— Stated goal —
Exactly reproduce the entries, dropping any pictures from your copy.

— Raw data —
------------------------------

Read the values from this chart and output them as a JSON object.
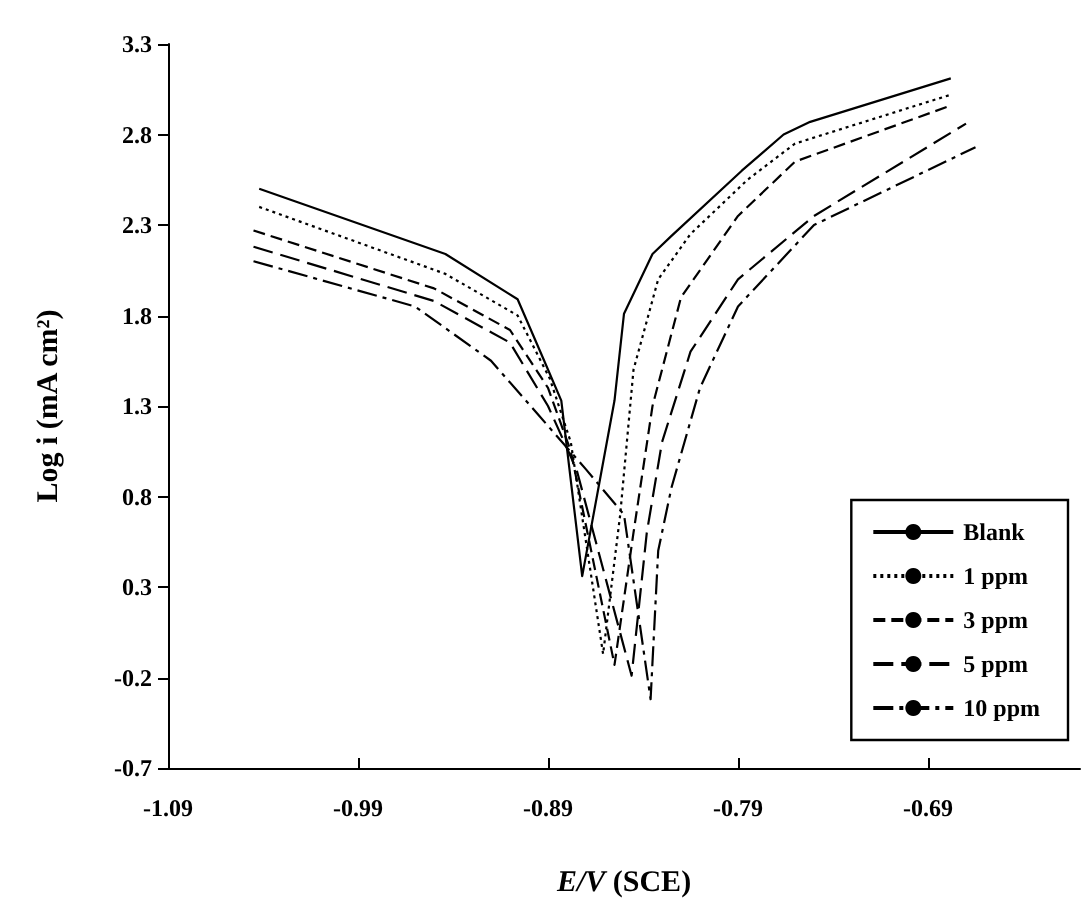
{
  "chart_data": {
    "type": "line",
    "xlabel": "E/V (SCE)",
    "ylabel": "Log i (mA cm²)",
    "xlim": [
      -1.09,
      -0.61
    ],
    "xticks": [
      -1.09,
      -0.99,
      -0.89,
      -0.79,
      -0.69
    ],
    "ylim": [
      -0.7,
      3.3
    ],
    "yticks": [
      -0.7,
      -0.2,
      0.3,
      0.8,
      1.3,
      1.8,
      2.3,
      2.8,
      3.3
    ],
    "legend": "bottom right",
    "grid": false,
    "marker": "none",
    "series": [
      {
        "name": "Blank",
        "color": "#000000",
        "line_style": "solid",
        "x": [
          -1.042,
          -0.944,
          -0.906,
          -0.892,
          -0.883,
          -0.872,
          -0.855,
          -0.85,
          -0.835,
          -0.825,
          -0.788,
          -0.766,
          -0.752,
          -0.678
        ],
        "values": [
          2.5,
          2.14,
          1.89,
          1.55,
          1.33,
          0.36,
          1.33,
          1.81,
          2.14,
          2.24,
          2.6,
          2.8,
          2.87,
          3.11
        ]
      },
      {
        "name": "1 ppm",
        "color": "#000000",
        "line_style": "dotted",
        "x": [
          -1.042,
          -0.944,
          -0.906,
          -0.889,
          -0.878,
          -0.861,
          -0.852,
          -0.845,
          -0.832,
          -0.815,
          -0.785,
          -0.76,
          -0.678
        ],
        "values": [
          2.4,
          2.03,
          1.8,
          1.45,
          1.1,
          -0.07,
          0.7,
          1.5,
          2.0,
          2.25,
          2.55,
          2.75,
          3.02
        ]
      },
      {
        "name": "3 ppm",
        "color": "#000000",
        "line_style": "dashed",
        "x": [
          -1.045,
          -0.95,
          -0.91,
          -0.89,
          -0.878,
          -0.855,
          -0.845,
          -0.835,
          -0.82,
          -0.79,
          -0.76,
          -0.678
        ],
        "values": [
          2.27,
          1.95,
          1.72,
          1.4,
          1.05,
          -0.13,
          0.6,
          1.3,
          1.9,
          2.35,
          2.65,
          2.96
        ]
      },
      {
        "name": "5 ppm",
        "color": "#000000",
        "line_style": "dashed",
        "x": [
          -1.045,
          -0.95,
          -0.91,
          -0.89,
          -0.875,
          -0.846,
          -0.838,
          -0.83,
          -0.815,
          -0.79,
          -0.75,
          -0.67
        ],
        "values": [
          2.18,
          1.88,
          1.65,
          1.3,
          0.95,
          -0.19,
          0.6,
          1.1,
          1.6,
          2.0,
          2.35,
          2.86
        ]
      },
      {
        "name": "10 ppm",
        "color": "#000000",
        "line_style": "dashed",
        "x": [
          -1.045,
          -0.96,
          -0.92,
          -0.895,
          -0.87,
          -0.85,
          -0.836,
          -0.832,
          -0.825,
          -0.81,
          -0.79,
          -0.75,
          -0.665
        ],
        "values": [
          2.1,
          1.85,
          1.55,
          1.25,
          0.95,
          0.7,
          -0.32,
          0.5,
          0.85,
          1.4,
          1.85,
          2.3,
          2.73
        ]
      }
    ]
  }
}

------------------------------

— Task answer —
Read the values from this chart and output them as a JSON object.
{
  "chart_data": {
    "type": "line",
    "xlabel": "E/V (SCE)",
    "ylabel": "Log i (mA cm²)",
    "xlim": [
      -1.09,
      -0.61
    ],
    "xticks": [
      -1.09,
      -0.99,
      -0.89,
      -0.79,
      -0.69
    ],
    "ylim": [
      -0.7,
      3.3
    ],
    "yticks": [
      -0.7,
      -0.2,
      0.3,
      0.8,
      1.3,
      1.8,
      2.3,
      2.8,
      3.3
    ],
    "legend": "bottom right",
    "grid": false,
    "marker": "none",
    "series": [
      {
        "name": "Blank",
        "color": "#000000",
        "line_style": "solid",
        "x": [
          -1.042,
          -0.944,
          -0.906,
          -0.892,
          -0.883,
          -0.872,
          -0.855,
          -0.85,
          -0.835,
          -0.825,
          -0.788,
          -0.766,
          -0.752,
          -0.678
        ],
        "values": [
          2.5,
          2.14,
          1.89,
          1.55,
          1.33,
          0.36,
          1.33,
          1.81,
          2.14,
          2.24,
          2.6,
          2.8,
          2.87,
          3.11
        ]
      },
      {
        "name": "1 ppm",
        "color": "#000000",
        "line_style": "dotted",
        "x": [
          -1.042,
          -0.944,
          -0.906,
          -0.889,
          -0.878,
          -0.861,
          -0.852,
          -0.845,
          -0.832,
          -0.815,
          -0.785,
          -0.76,
          -0.678
        ],
        "values": [
          2.4,
          2.03,
          1.8,
          1.45,
          1.1,
          -0.07,
          0.7,
          1.5,
          2.0,
          2.25,
          2.55,
          2.75,
          3.02
        ]
      },
      {
        "name": "3 ppm",
        "color": "#000000",
        "line_style": "dashed",
        "x": [
          -1.045,
          -0.95,
          -0.91,
          -0.89,
          -0.878,
          -0.855,
          -0.845,
          -0.835,
          -0.82,
          -0.79,
          -0.76,
          -0.678
        ],
        "values": [
          2.27,
          1.95,
          1.72,
          1.4,
          1.05,
          -0.13,
          0.6,
          1.3,
          1.9,
          2.35,
          2.65,
          2.96
        ]
      },
      {
        "name": "5 ppm",
        "color": "#000000",
        "line_style": "dashed",
        "x": [
          -1.045,
          -0.95,
          -0.91,
          -0.89,
          -0.875,
          -0.846,
          -0.838,
          -0.83,
          -0.815,
          -0.79,
          -0.75,
          -0.67
        ],
        "values": [
          2.18,
          1.88,
          1.65,
          1.3,
          0.95,
          -0.19,
          0.6,
          1.1,
          1.6,
          2.0,
          2.35,
          2.86
        ]
      },
      {
        "name": "10 ppm",
        "color": "#000000",
        "line_style": "dashed",
        "x": [
          -1.045,
          -0.96,
          -0.92,
          -0.895,
          -0.87,
          -0.85,
          -0.836,
          -0.832,
          -0.825,
          -0.81,
          -0.79,
          -0.75,
          -0.665
        ],
        "values": [
          2.1,
          1.85,
          1.55,
          1.25,
          0.95,
          0.7,
          -0.32,
          0.5,
          0.85,
          1.4,
          1.85,
          2.3,
          2.73
        ]
      }
    ]
  }
}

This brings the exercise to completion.